▶ [Goal]: Omit all pictures, then retype the data exactly as given.

[Dataset items]
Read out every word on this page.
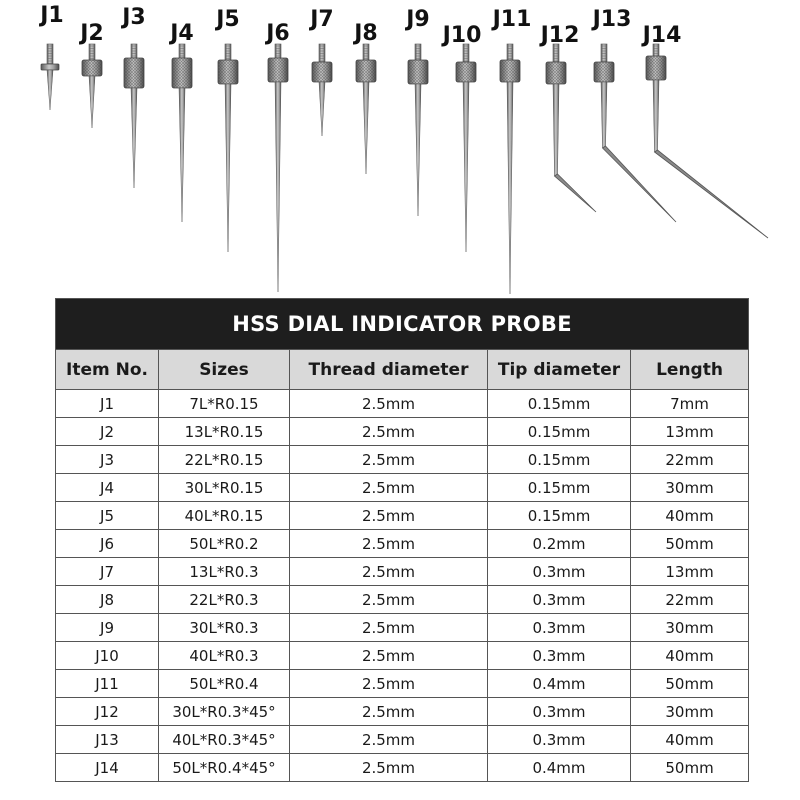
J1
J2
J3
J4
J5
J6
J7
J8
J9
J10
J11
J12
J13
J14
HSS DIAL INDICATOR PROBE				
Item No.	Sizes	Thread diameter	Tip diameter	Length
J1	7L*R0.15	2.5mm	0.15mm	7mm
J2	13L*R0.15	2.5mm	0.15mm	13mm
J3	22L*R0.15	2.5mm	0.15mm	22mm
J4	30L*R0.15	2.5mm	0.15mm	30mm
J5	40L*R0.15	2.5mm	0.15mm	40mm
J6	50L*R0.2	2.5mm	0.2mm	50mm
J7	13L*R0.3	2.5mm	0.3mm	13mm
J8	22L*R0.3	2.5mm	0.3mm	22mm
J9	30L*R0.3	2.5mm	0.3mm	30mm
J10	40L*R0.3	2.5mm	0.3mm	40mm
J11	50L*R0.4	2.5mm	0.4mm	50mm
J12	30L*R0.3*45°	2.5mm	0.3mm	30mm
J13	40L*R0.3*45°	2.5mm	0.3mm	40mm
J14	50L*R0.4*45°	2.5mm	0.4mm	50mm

▶ [Solution for this exercise]:
Read out every word on this page.
J1
J2
J3
J4
J5
J6
J7
J8
J9
J10
J11
J12
J13
J14
HSS DIAL INDICATOR PROBE				
Item No.	Sizes	Thread diameter	Tip diameter	Length
J1	7L*R0.15	2.5mm	0.15mm	7mm
J2	13L*R0.15	2.5mm	0.15mm	13mm
J3	22L*R0.15	2.5mm	0.15mm	22mm
J4	30L*R0.15	2.5mm	0.15mm	30mm
J5	40L*R0.15	2.5mm	0.15mm	40mm
J6	50L*R0.2	2.5mm	0.2mm	50mm
J7	13L*R0.3	2.5mm	0.3mm	13mm
J8	22L*R0.3	2.5mm	0.3mm	22mm
J9	30L*R0.3	2.5mm	0.3mm	30mm
J10	40L*R0.3	2.5mm	0.3mm	40mm
J11	50L*R0.4	2.5mm	0.4mm	50mm
J12	30L*R0.3*45°	2.5mm	0.3mm	30mm
J13	40L*R0.3*45°	2.5mm	0.3mm	40mm
J14	50L*R0.4*45°	2.5mm	0.4mm	50mm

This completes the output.